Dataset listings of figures
┏━━
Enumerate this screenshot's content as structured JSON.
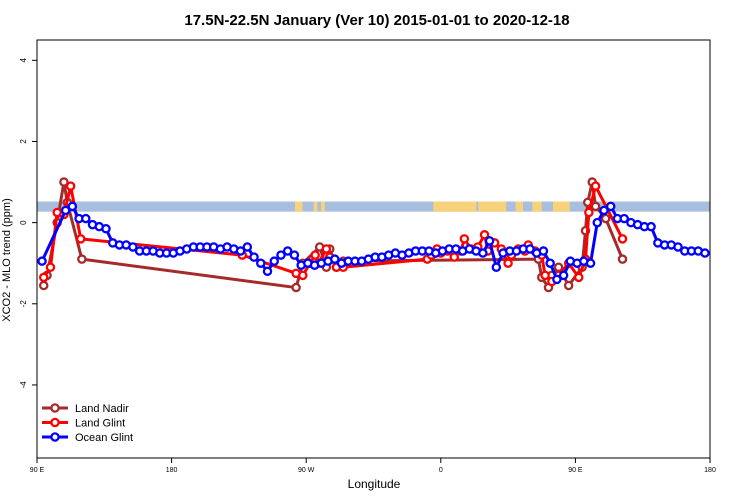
{
  "chart_data": {
    "type": "line",
    "title": "17.5N-22.5N January (Ver 10)   2015-01-01 to 2020-12-18",
    "xlabel": "Longitude",
    "ylabel": "XCO2 - MLO trend (ppm)",
    "xlim": [
      90,
      450
    ],
    "ylim": [
      -5.8,
      4.5
    ],
    "x_ticks": [
      {
        "value": 90,
        "label": "90 E"
      },
      {
        "value": 162,
        "label": "180"
      },
      {
        "value": 234,
        "label": "90 W"
      },
      {
        "value": 306,
        "label": "0"
      },
      {
        "value": 378,
        "label": "90 E"
      },
      {
        "value": 450,
        "label": "180"
      }
    ],
    "y_ticks": [
      {
        "value": 4,
        "label": "4"
      },
      {
        "value": 2,
        "label": "2"
      },
      {
        "value": 0,
        "label": "0"
      },
      {
        "value": -2,
        "label": "-2"
      },
      {
        "value": -4,
        "label": "-4"
      }
    ],
    "land_band": {
      "y_range": [
        0.27,
        0.52
      ],
      "ocean_color": "#a8bede",
      "land_color": "#f7d27a",
      "land_segments": [
        [
          228,
          232
        ],
        [
          238,
          240
        ],
        [
          242,
          244
        ],
        [
          302,
          325
        ],
        [
          326,
          341
        ],
        [
          346,
          350
        ],
        [
          355,
          360
        ],
        [
          366,
          375
        ],
        [
          393,
          397
        ]
      ]
    },
    "legend": {
      "position": "bottom-left",
      "entries": [
        "Land Nadir",
        "Land Glint",
        "Ocean Glint"
      ]
    },
    "series": [
      {
        "name": "Land Nadir",
        "color": "#a52a2a",
        "x": [
          93.6,
          95.4,
          100.8,
          104.4,
          106.2,
          114,
          228.6,
          232.2,
          241.2,
          244.8,
          246.6,
          250.2,
          253.8,
          358.2,
          360,
          363.6,
          365.4,
          369,
          374.4,
          381.6,
          383.4,
          384.6,
          387,
          388.8,
          394.2,
          403.2
        ],
        "y": [
          -1.55,
          -1.3,
          0.0,
          1.0,
          0.5,
          -0.9,
          -1.6,
          -1.0,
          -0.6,
          -1.1,
          -0.65,
          -1.1,
          -0.95,
          -0.9,
          -1.35,
          -1.6,
          -1.3,
          -1.1,
          -1.55,
          -1.1,
          -0.2,
          0.5,
          1.0,
          0.4,
          0.1,
          -0.9
        ]
      },
      {
        "name": "Land Glint",
        "color": "#ff0000",
        "x": [
          93.6,
          97.2,
          100.8,
          104.4,
          108,
          113.4,
          199.8,
          228.6,
          232.2,
          236,
          238.8,
          240.6,
          244.8,
          246.6,
          250.2,
          253.8,
          298.8,
          301,
          304,
          306,
          309.6,
          313.2,
          316.8,
          318.6,
          322.2,
          325.8,
          329.4,
          331.2,
          334.8,
          338.4,
          342,
          343.8,
          347.4,
          351,
          352.8,
          356.4,
          360,
          361.8,
          365.4,
          369,
          374.4,
          379.8,
          383.4,
          385.2,
          388.8,
          403.2
        ],
        "y": [
          -1.35,
          -1.1,
          0.25,
          0.2,
          0.9,
          -0.4,
          -0.8,
          -1.25,
          -1.3,
          -1.0,
          -0.8,
          -1.0,
          -0.65,
          -0.85,
          -1.1,
          -1.1,
          -0.9,
          -0.8,
          -0.65,
          -0.75,
          -0.7,
          -0.85,
          -0.7,
          -0.4,
          -0.65,
          -0.6,
          -0.3,
          -0.7,
          -0.5,
          -0.65,
          -1.0,
          -0.8,
          -0.65,
          -0.7,
          -0.55,
          -0.7,
          -0.8,
          -1.3,
          -1.45,
          -1.3,
          -1.0,
          -1.35,
          -0.9,
          0.25,
          0.9,
          -0.4
        ]
      },
      {
        "name": "Ocean Glint",
        "color": "#0000ff",
        "x": [
          92.7,
          105.3,
          108.9,
          112.5,
          116.1,
          119.7,
          123.3,
          126.9,
          130.5,
          134.1,
          137.7,
          141.3,
          144.9,
          148.5,
          152.1,
          155.7,
          159.3,
          162.9,
          166.5,
          170.1,
          173.7,
          177.3,
          180.9,
          184.5,
          188.1,
          191.7,
          195.3,
          198.9,
          202.5,
          206.1,
          209.7,
          213.3,
          216.9,
          220.5,
          224.1,
          227.7,
          231.3,
          234.9,
          238.5,
          242.1,
          245.7,
          249.3,
          252.9,
          256.5,
          260.1,
          263.7,
          267.3,
          270.9,
          274.5,
          278.1,
          281.7,
          285.3,
          288.9,
          292.5,
          296.1,
          299.7,
          303.3,
          306.9,
          310.5,
          314.1,
          317.7,
          321.3,
          324.9,
          328.5,
          332.1,
          335.7,
          339.3,
          342.9,
          346.5,
          350.1,
          353.7,
          357.3,
          360.9,
          364.5,
          368.1,
          371.7,
          375.3,
          378.9,
          382.5,
          386.1,
          389.7,
          393.3,
          396.9,
          400.5,
          404.1,
          407.7,
          411.3,
          414.9,
          418.5,
          422.1,
          425.7,
          429.3,
          432.9,
          436.5,
          440.1,
          443.7,
          447.3
        ],
        "y": [
          -0.95,
          0.3,
          0.4,
          0.1,
          0.1,
          -0.05,
          -0.1,
          -0.15,
          -0.5,
          -0.55,
          -0.55,
          -0.6,
          -0.7,
          -0.7,
          -0.7,
          -0.75,
          -0.75,
          -0.75,
          -0.7,
          -0.65,
          -0.6,
          -0.6,
          -0.6,
          -0.6,
          -0.65,
          -0.6,
          -0.65,
          -0.7,
          -0.6,
          -0.85,
          -1.0,
          -1.2,
          -0.95,
          -0.8,
          -0.7,
          -0.8,
          -1.05,
          -1.0,
          -1.05,
          -1.0,
          -0.95,
          -0.9,
          -1.0,
          -0.95,
          -0.95,
          -0.95,
          -0.9,
          -0.85,
          -0.85,
          -0.8,
          -0.75,
          -0.8,
          -0.75,
          -0.7,
          -0.7,
          -0.7,
          -0.75,
          -0.7,
          -0.65,
          -0.65,
          -0.7,
          -0.65,
          -0.7,
          -0.75,
          -0.45,
          -1.1,
          -0.75,
          -0.7,
          -0.7,
          -0.65,
          -0.65,
          -0.75,
          -0.7,
          -1.0,
          -1.4,
          -1.3,
          -0.95,
          -1.0,
          -0.95,
          -1.0,
          0.0,
          0.3,
          0.4,
          0.1,
          0.1,
          0.0,
          -0.05,
          -0.1,
          -0.1,
          -0.5,
          -0.55,
          -0.55,
          -0.6,
          -0.7,
          -0.7,
          -0.7,
          -0.75
        ]
      }
    ]
  }
}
┗━━
WHAT THE EXERCISE ASKS
Leave out the pictures and give the rest of the records again exactly.

EXPECTED ANSWER
Enumerate this screenshot's content as structured JSON.
{
  "chart_data": {
    "type": "line",
    "title": "17.5N-22.5N January (Ver 10)   2015-01-01 to 2020-12-18",
    "xlabel": "Longitude",
    "ylabel": "XCO2 - MLO trend (ppm)",
    "xlim": [
      90,
      450
    ],
    "ylim": [
      -5.8,
      4.5
    ],
    "x_ticks": [
      {
        "value": 90,
        "label": "90 E"
      },
      {
        "value": 162,
        "label": "180"
      },
      {
        "value": 234,
        "label": "90 W"
      },
      {
        "value": 306,
        "label": "0"
      },
      {
        "value": 378,
        "label": "90 E"
      },
      {
        "value": 450,
        "label": "180"
      }
    ],
    "y_ticks": [
      {
        "value": 4,
        "label": "4"
      },
      {
        "value": 2,
        "label": "2"
      },
      {
        "value": 0,
        "label": "0"
      },
      {
        "value": -2,
        "label": "-2"
      },
      {
        "value": -4,
        "label": "-4"
      }
    ],
    "land_band": {
      "y_range": [
        0.27,
        0.52
      ],
      "ocean_color": "#a8bede",
      "land_color": "#f7d27a",
      "land_segments": [
        [
          228,
          232
        ],
        [
          238,
          240
        ],
        [
          242,
          244
        ],
        [
          302,
          325
        ],
        [
          326,
          341
        ],
        [
          346,
          350
        ],
        [
          355,
          360
        ],
        [
          366,
          375
        ],
        [
          393,
          397
        ]
      ]
    },
    "legend": {
      "position": "bottom-left",
      "entries": [
        "Land Nadir",
        "Land Glint",
        "Ocean Glint"
      ]
    },
    "series": [
      {
        "name": "Land Nadir",
        "color": "#a52a2a",
        "x": [
          93.6,
          95.4,
          100.8,
          104.4,
          106.2,
          114,
          228.6,
          232.2,
          241.2,
          244.8,
          246.6,
          250.2,
          253.8,
          358.2,
          360,
          363.6,
          365.4,
          369,
          374.4,
          381.6,
          383.4,
          384.6,
          387,
          388.8,
          394.2,
          403.2
        ],
        "y": [
          -1.55,
          -1.3,
          0.0,
          1.0,
          0.5,
          -0.9,
          -1.6,
          -1.0,
          -0.6,
          -1.1,
          -0.65,
          -1.1,
          -0.95,
          -0.9,
          -1.35,
          -1.6,
          -1.3,
          -1.1,
          -1.55,
          -1.1,
          -0.2,
          0.5,
          1.0,
          0.4,
          0.1,
          -0.9
        ]
      },
      {
        "name": "Land Glint",
        "color": "#ff0000",
        "x": [
          93.6,
          97.2,
          100.8,
          104.4,
          108,
          113.4,
          199.8,
          228.6,
          232.2,
          236,
          238.8,
          240.6,
          244.8,
          246.6,
          250.2,
          253.8,
          298.8,
          301,
          304,
          306,
          309.6,
          313.2,
          316.8,
          318.6,
          322.2,
          325.8,
          329.4,
          331.2,
          334.8,
          338.4,
          342,
          343.8,
          347.4,
          351,
          352.8,
          356.4,
          360,
          361.8,
          365.4,
          369,
          374.4,
          379.8,
          383.4,
          385.2,
          388.8,
          403.2
        ],
        "y": [
          -1.35,
          -1.1,
          0.25,
          0.2,
          0.9,
          -0.4,
          -0.8,
          -1.25,
          -1.3,
          -1.0,
          -0.8,
          -1.0,
          -0.65,
          -0.85,
          -1.1,
          -1.1,
          -0.9,
          -0.8,
          -0.65,
          -0.75,
          -0.7,
          -0.85,
          -0.7,
          -0.4,
          -0.65,
          -0.6,
          -0.3,
          -0.7,
          -0.5,
          -0.65,
          -1.0,
          -0.8,
          -0.65,
          -0.7,
          -0.55,
          -0.7,
          -0.8,
          -1.3,
          -1.45,
          -1.3,
          -1.0,
          -1.35,
          -0.9,
          0.25,
          0.9,
          -0.4
        ]
      },
      {
        "name": "Ocean Glint",
        "color": "#0000ff",
        "x": [
          92.7,
          105.3,
          108.9,
          112.5,
          116.1,
          119.7,
          123.3,
          126.9,
          130.5,
          134.1,
          137.7,
          141.3,
          144.9,
          148.5,
          152.1,
          155.7,
          159.3,
          162.9,
          166.5,
          170.1,
          173.7,
          177.3,
          180.9,
          184.5,
          188.1,
          191.7,
          195.3,
          198.9,
          202.5,
          206.1,
          209.7,
          213.3,
          216.9,
          220.5,
          224.1,
          227.7,
          231.3,
          234.9,
          238.5,
          242.1,
          245.7,
          249.3,
          252.9,
          256.5,
          260.1,
          263.7,
          267.3,
          270.9,
          274.5,
          278.1,
          281.7,
          285.3,
          288.9,
          292.5,
          296.1,
          299.7,
          303.3,
          306.9,
          310.5,
          314.1,
          317.7,
          321.3,
          324.9,
          328.5,
          332.1,
          335.7,
          339.3,
          342.9,
          346.5,
          350.1,
          353.7,
          357.3,
          360.9,
          364.5,
          368.1,
          371.7,
          375.3,
          378.9,
          382.5,
          386.1,
          389.7,
          393.3,
          396.9,
          400.5,
          404.1,
          407.7,
          411.3,
          414.9,
          418.5,
          422.1,
          425.7,
          429.3,
          432.9,
          436.5,
          440.1,
          443.7,
          447.3
        ],
        "y": [
          -0.95,
          0.3,
          0.4,
          0.1,
          0.1,
          -0.05,
          -0.1,
          -0.15,
          -0.5,
          -0.55,
          -0.55,
          -0.6,
          -0.7,
          -0.7,
          -0.7,
          -0.75,
          -0.75,
          -0.75,
          -0.7,
          -0.65,
          -0.6,
          -0.6,
          -0.6,
          -0.6,
          -0.65,
          -0.6,
          -0.65,
          -0.7,
          -0.6,
          -0.85,
          -1.0,
          -1.2,
          -0.95,
          -0.8,
          -0.7,
          -0.8,
          -1.05,
          -1.0,
          -1.05,
          -1.0,
          -0.95,
          -0.9,
          -1.0,
          -0.95,
          -0.95,
          -0.95,
          -0.9,
          -0.85,
          -0.85,
          -0.8,
          -0.75,
          -0.8,
          -0.75,
          -0.7,
          -0.7,
          -0.7,
          -0.75,
          -0.7,
          -0.65,
          -0.65,
          -0.7,
          -0.65,
          -0.7,
          -0.75,
          -0.45,
          -1.1,
          -0.75,
          -0.7,
          -0.7,
          -0.65,
          -0.65,
          -0.75,
          -0.7,
          -1.0,
          -1.4,
          -1.3,
          -0.95,
          -1.0,
          -0.95,
          -1.0,
          0.0,
          0.3,
          0.4,
          0.1,
          0.1,
          0.0,
          -0.05,
          -0.1,
          -0.1,
          -0.5,
          -0.55,
          -0.55,
          -0.6,
          -0.7,
          -0.7,
          -0.7,
          -0.75
        ]
      }
    ]
  }
}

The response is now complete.